Your reply should be one number: the count of lines holding the word "into".

▶ [Input records]:
● ● ● ●

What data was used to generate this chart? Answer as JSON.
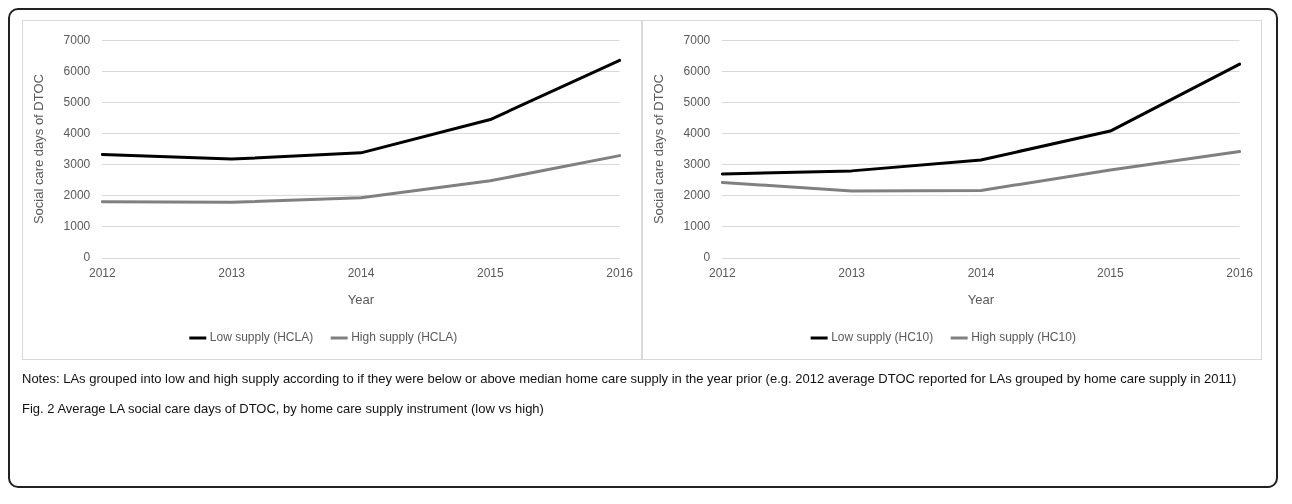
{
  "chart_data": [
    {
      "type": "line",
      "xlabel": "Year",
      "ylabel": "Social care days of DTOC",
      "categories": [
        "2012",
        "2013",
        "2014",
        "2015",
        "2016"
      ],
      "series": [
        {
          "name": "Low supply (HCLA)",
          "color": "#000000",
          "values": [
            3330,
            3180,
            3380,
            4450,
            6350
          ]
        },
        {
          "name": "High supply (HCLA)",
          "color": "#808080",
          "values": [
            1810,
            1790,
            1940,
            2480,
            3290
          ]
        }
      ],
      "ylim": [
        0,
        7000
      ],
      "yticks": [
        0,
        1000,
        2000,
        3000,
        4000,
        5000,
        6000,
        7000
      ],
      "grid": "y",
      "legend": "bottom",
      "marker": "none",
      "line_style": "solid"
    },
    {
      "type": "line",
      "xlabel": "Year",
      "ylabel": "Social care days of DTOC",
      "categories": [
        "2012",
        "2013",
        "2014",
        "2015",
        "2016"
      ],
      "series": [
        {
          "name": "Low supply (HC10)",
          "color": "#000000",
          "values": [
            2700,
            2800,
            3150,
            4080,
            6230
          ]
        },
        {
          "name": "High supply (HC10)",
          "color": "#808080",
          "values": [
            2430,
            2150,
            2170,
            2830,
            3420
          ]
        }
      ],
      "ylim": [
        0,
        7000
      ],
      "yticks": [
        0,
        1000,
        2000,
        3000,
        4000,
        5000,
        6000,
        7000
      ],
      "grid": "y",
      "legend": "bottom",
      "marker": "none",
      "line_style": "solid",
      "annotations": [
        "Notes: LAs grouped into low and high supply according to if they were below or above median home care supply in the year prior (e.g. 2012 average DTOC reported for LAs grouped by home care supply in 2011)",
        "Fig. 2 Average LA social care days of DTOC, by home care supply instrument (low vs high)"
      ]
    }
  ]
}
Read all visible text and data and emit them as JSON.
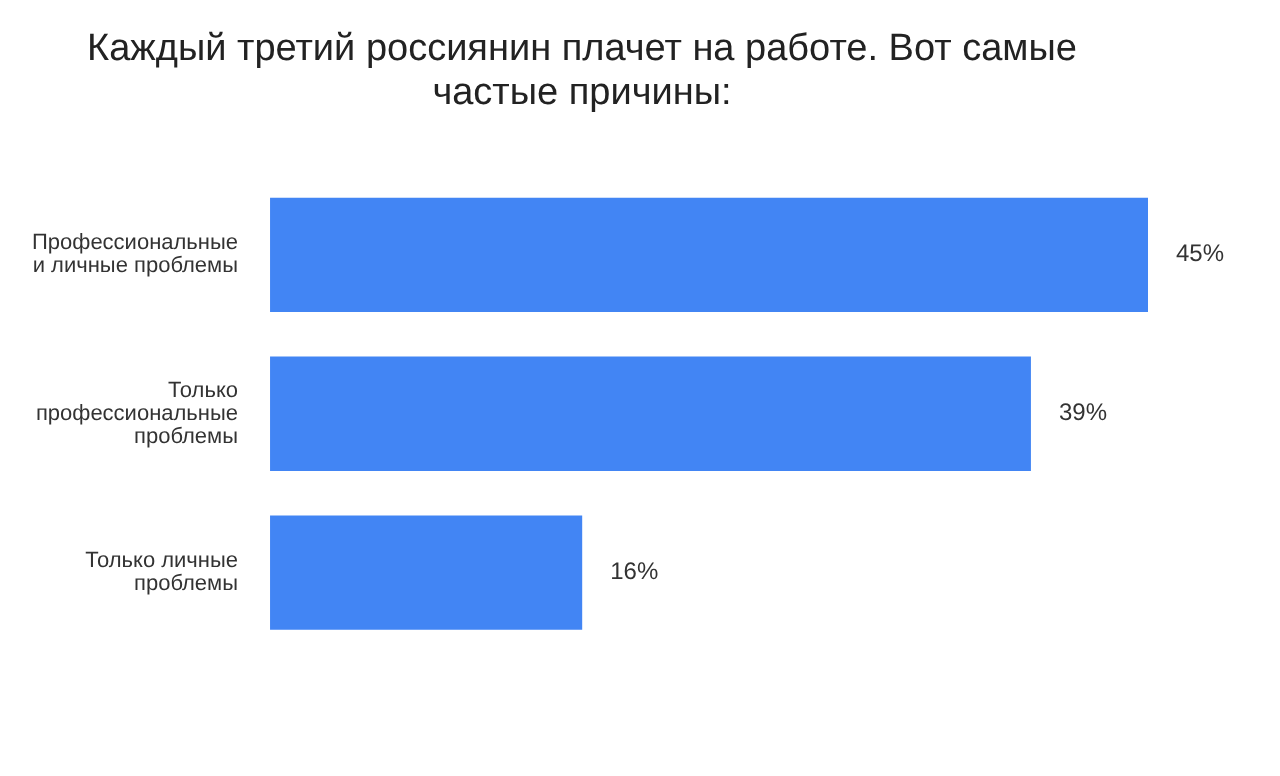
{
  "chart_data": {
    "type": "bar",
    "orientation": "horizontal",
    "title": "Каждый третий россиянин плачет на работе. Вот самые\nчастые причины:",
    "categories": [
      "Профессиональные\nи личные проблемы",
      "Только\nпрофессиональные\nпроблемы",
      "Только личные\nпроблемы"
    ],
    "values": [
      45,
      39,
      16
    ],
    "value_labels": [
      "45%",
      "39%",
      "16%"
    ],
    "color": "#4285f4"
  }
}
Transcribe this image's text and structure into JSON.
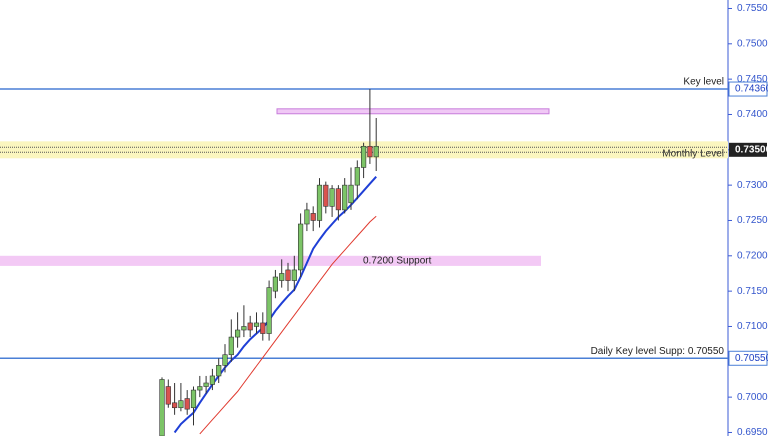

● ● ● ●

▶ [In response]: 2